### What is needed:
Present the data once more in exactly its original form.

#####

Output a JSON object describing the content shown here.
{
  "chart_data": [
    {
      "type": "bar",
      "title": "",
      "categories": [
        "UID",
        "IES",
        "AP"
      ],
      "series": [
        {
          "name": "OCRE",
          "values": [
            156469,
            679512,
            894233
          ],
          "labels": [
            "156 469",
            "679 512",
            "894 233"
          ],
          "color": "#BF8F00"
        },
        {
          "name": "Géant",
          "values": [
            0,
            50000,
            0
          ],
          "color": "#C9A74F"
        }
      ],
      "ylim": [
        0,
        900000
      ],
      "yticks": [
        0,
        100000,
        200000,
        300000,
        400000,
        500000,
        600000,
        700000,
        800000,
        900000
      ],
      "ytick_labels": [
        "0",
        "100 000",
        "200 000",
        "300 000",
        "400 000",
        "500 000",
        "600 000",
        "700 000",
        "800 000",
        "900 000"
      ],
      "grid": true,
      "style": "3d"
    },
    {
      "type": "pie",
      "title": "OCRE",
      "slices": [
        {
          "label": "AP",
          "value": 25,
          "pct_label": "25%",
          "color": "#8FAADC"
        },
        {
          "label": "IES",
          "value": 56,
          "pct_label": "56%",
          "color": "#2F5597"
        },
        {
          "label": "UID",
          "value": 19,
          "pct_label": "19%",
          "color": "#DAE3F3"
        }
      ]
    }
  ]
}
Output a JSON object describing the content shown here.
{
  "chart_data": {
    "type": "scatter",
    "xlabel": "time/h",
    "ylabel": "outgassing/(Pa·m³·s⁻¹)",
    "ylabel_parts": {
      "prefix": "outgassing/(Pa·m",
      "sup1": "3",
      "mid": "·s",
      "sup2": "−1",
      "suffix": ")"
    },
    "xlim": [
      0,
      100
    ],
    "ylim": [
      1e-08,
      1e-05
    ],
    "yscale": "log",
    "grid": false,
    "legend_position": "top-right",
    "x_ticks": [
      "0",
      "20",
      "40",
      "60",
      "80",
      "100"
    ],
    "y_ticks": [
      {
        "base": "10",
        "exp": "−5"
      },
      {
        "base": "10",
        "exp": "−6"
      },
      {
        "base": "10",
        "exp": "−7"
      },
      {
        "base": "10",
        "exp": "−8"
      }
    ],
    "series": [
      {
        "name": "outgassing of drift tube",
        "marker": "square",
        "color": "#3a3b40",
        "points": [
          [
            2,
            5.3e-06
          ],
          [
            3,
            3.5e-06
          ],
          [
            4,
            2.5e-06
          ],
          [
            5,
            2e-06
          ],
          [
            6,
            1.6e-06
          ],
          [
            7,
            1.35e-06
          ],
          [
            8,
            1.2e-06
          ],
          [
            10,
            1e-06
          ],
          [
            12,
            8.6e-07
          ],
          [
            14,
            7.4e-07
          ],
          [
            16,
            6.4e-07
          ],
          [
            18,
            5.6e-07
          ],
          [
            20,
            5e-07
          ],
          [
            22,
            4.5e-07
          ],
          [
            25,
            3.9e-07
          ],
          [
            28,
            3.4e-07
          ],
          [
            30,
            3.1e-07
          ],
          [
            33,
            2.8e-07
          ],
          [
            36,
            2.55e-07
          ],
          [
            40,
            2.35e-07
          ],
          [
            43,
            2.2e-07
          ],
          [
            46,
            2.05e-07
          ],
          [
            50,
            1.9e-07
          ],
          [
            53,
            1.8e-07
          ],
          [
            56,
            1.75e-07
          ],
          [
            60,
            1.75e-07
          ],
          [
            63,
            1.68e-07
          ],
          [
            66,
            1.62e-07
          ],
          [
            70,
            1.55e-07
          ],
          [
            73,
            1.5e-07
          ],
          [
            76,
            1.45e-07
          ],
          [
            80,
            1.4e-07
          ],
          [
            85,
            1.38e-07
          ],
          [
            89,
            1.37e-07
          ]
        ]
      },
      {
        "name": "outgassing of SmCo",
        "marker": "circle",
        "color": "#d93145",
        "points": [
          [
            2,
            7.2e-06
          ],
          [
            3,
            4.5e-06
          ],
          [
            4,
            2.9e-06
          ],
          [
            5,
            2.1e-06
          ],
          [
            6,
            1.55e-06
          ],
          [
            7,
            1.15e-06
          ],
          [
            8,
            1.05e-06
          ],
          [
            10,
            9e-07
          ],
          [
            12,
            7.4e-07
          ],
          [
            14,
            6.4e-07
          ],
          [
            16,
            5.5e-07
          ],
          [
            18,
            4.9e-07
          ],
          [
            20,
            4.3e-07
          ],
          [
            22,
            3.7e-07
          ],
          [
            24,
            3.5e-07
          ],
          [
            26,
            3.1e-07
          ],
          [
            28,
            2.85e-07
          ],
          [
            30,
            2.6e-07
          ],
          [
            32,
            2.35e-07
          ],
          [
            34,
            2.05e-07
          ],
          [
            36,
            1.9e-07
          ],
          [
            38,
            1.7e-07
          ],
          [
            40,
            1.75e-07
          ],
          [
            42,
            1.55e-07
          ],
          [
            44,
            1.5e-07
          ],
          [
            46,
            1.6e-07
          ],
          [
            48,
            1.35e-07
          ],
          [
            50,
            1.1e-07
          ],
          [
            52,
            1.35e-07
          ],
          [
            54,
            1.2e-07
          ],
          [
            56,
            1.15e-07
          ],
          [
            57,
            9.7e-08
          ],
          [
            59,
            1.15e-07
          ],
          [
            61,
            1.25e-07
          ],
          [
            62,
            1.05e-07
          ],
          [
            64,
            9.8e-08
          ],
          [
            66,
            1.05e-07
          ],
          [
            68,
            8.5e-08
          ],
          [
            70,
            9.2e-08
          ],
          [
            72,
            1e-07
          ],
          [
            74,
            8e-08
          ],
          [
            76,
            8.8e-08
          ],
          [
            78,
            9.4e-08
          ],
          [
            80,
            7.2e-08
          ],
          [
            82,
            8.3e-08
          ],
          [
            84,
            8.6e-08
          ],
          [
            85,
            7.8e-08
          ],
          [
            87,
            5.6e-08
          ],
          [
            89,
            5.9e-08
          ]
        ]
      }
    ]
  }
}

#####

### Output for this exercise:
Output a JSON object describing the content shown here.
{
  "chart_data": [
    {
      "type": "bar",
      "title": "",
      "categories": [
        "UID",
        "IES",
        "AP"
      ],
      "series": [
        {
          "name": "OCRE",
          "values": [
            156469,
            679512,
            894233
          ],
          "labels": [
            "156 469",
            "679 512",
            "894 233"
          ],
          "color": "#BF8F00"
        },
        {
          "name": "Géant",
          "values": [
            0,
            50000,
            0
          ],
          "color": "#C9A74F"
        }
      ],
      "ylim": [
        0,
        900000
      ],
      "yticks": [
        0,
        100000,
        200000,
        300000,
        400000,
        500000,
        600000,
        700000,
        800000,
        900000
      ],
      "ytick_labels": [
        "0",
        "100 000",
        "200 000",
        "300 000",
        "400 000",
        "500 000",
        "600 000",
        "700 000",
        "800 000",
        "900 000"
      ],
      "grid": true,
      "style": "3d"
    },
    {
      "type": "pie",
      "title": "OCRE",
      "slices": [
        {
          "label": "AP",
          "value": 25,
          "pct_label": "25%",
          "color": "#8FAADC"
        },
        {
          "label": "IES",
          "value": 56,
          "pct_label": "56%",
          "color": "#2F5597"
        },
        {
          "label": "UID",
          "value": 19,
          "pct_label": "19%",
          "color": "#DAE3F3"
        }
      ]
    }
  ]
}
Output a JSON object describing the content shown here.
{
  "chart_data": {
    "type": "scatter",
    "xlabel": "time/h",
    "ylabel": "outgassing/(Pa·m³·s⁻¹)",
    "ylabel_parts": {
      "prefix": "outgassing/(Pa·m",
      "sup1": "3",
      "mid": "·s",
      "sup2": "−1",
      "suffix": ")"
    },
    "xlim": [
      0,
      100
    ],
    "ylim": [
      1e-08,
      1e-05
    ],
    "yscale": "log",
    "grid": false,
    "legend_position": "top-right",
    "x_ticks": [
      "0",
      "20",
      "40",
      "60",
      "80",
      "100"
    ],
    "y_ticks": [
      {
        "base": "10",
        "exp": "−5"
      },
      {
        "base": "10",
        "exp": "−6"
      },
      {
        "base": "10",
        "exp": "−7"
      },
      {
        "base": "10",
        "exp": "−8"
      }
    ],
    "series": [
      {
        "name": "outgassing of drift tube",
        "marker": "square",
        "color": "#3a3b40",
        "points": [
          [
            2,
            5.3e-06
          ],
          [
            3,
            3.5e-06
          ],
          [
            4,
            2.5e-06
          ],
          [
            5,
            2e-06
          ],
          [
            6,
            1.6e-06
          ],
          [
            7,
            1.35e-06
          ],
          [
            8,
            1.2e-06
          ],
          [
            10,
            1e-06
          ],
          [
            12,
            8.6e-07
          ],
          [
            14,
            7.4e-07
          ],
          [
            16,
            6.4e-07
          ],
          [
            18,
            5.6e-07
          ],
          [
            20,
            5e-07
          ],
          [
            22,
            4.5e-07
          ],
          [
            25,
            3.9e-07
          ],
          [
            28,
            3.4e-07
          ],
          [
            30,
            3.1e-07
          ],
          [
            33,
            2.8e-07
          ],
          [
            36,
            2.55e-07
          ],
          [
            40,
            2.35e-07
          ],
          [
            43,
            2.2e-07
          ],
          [
            46,
            2.05e-07
          ],
          [
            50,
            1.9e-07
          ],
          [
            53,
            1.8e-07
          ],
          [
            56,
            1.75e-07
          ],
          [
            60,
            1.75e-07
          ],
          [
            63,
            1.68e-07
          ],
          [
            66,
            1.62e-07
          ],
          [
            70,
            1.55e-07
          ],
          [
            73,
            1.5e-07
          ],
          [
            76,
            1.45e-07
          ],
          [
            80,
            1.4e-07
          ],
          [
            85,
            1.38e-07
          ],
          [
            89,
            1.37e-07
          ]
        ]
      },
      {
        "name": "outgassing of SmCo",
        "marker": "circle",
        "color": "#d93145",
        "points": [
          [
            2,
            7.2e-06
          ],
          [
            3,
            4.5e-06
          ],
          [
            4,
            2.9e-06
          ],
          [
            5,
            2.1e-06
          ],
          [
            6,
            1.55e-06
          ],
          [
            7,
            1.15e-06
          ],
          [
            8,
            1.05e-06
          ],
          [
            10,
            9e-07
          ],
          [
            12,
            7.4e-07
          ],
          [
            14,
            6.4e-07
          ],
          [
            16,
            5.5e-07
          ],
          [
            18,
            4.9e-07
          ],
          [
            20,
            4.3e-07
          ],
          [
            22,
            3.7e-07
          ],
          [
            24,
            3.5e-07
          ],
          [
            26,
            3.1e-07
          ],
          [
            28,
            2.85e-07
          ],
          [
            30,
            2.6e-07
          ],
          [
            32,
            2.35e-07
          ],
          [
            34,
            2.05e-07
          ],
          [
            36,
            1.9e-07
          ],
          [
            38,
            1.7e-07
          ],
          [
            40,
            1.75e-07
          ],
          [
            42,
            1.55e-07
          ],
          [
            44,
            1.5e-07
          ],
          [
            46,
            1.6e-07
          ],
          [
            48,
            1.35e-07
          ],
          [
            50,
            1.1e-07
          ],
          [
            52,
            1.35e-07
          ],
          [
            54,
            1.2e-07
          ],
          [
            56,
            1.15e-07
          ],
          [
            57,
            9.7e-08
          ],
          [
            59,
            1.15e-07
          ],
          [
            61,
            1.25e-07
          ],
          [
            62,
            1.05e-07
          ],
          [
            64,
            9.8e-08
          ],
          [
            66,
            1.05e-07
          ],
          [
            68,
            8.5e-08
          ],
          [
            70,
            9.2e-08
          ],
          [
            72,
            1e-07
          ],
          [
            74,
            8e-08
          ],
          [
            76,
            8.8e-08
          ],
          [
            78,
            9.4e-08
          ],
          [
            80,
            7.2e-08
          ],
          [
            82,
            8.3e-08
          ],
          [
            84,
            8.6e-08
          ],
          [
            85,
            7.8e-08
          ],
          [
            87,
            5.6e-08
          ],
          [
            89,
            5.9e-08
          ]
        ]
      }
    ]
  }
}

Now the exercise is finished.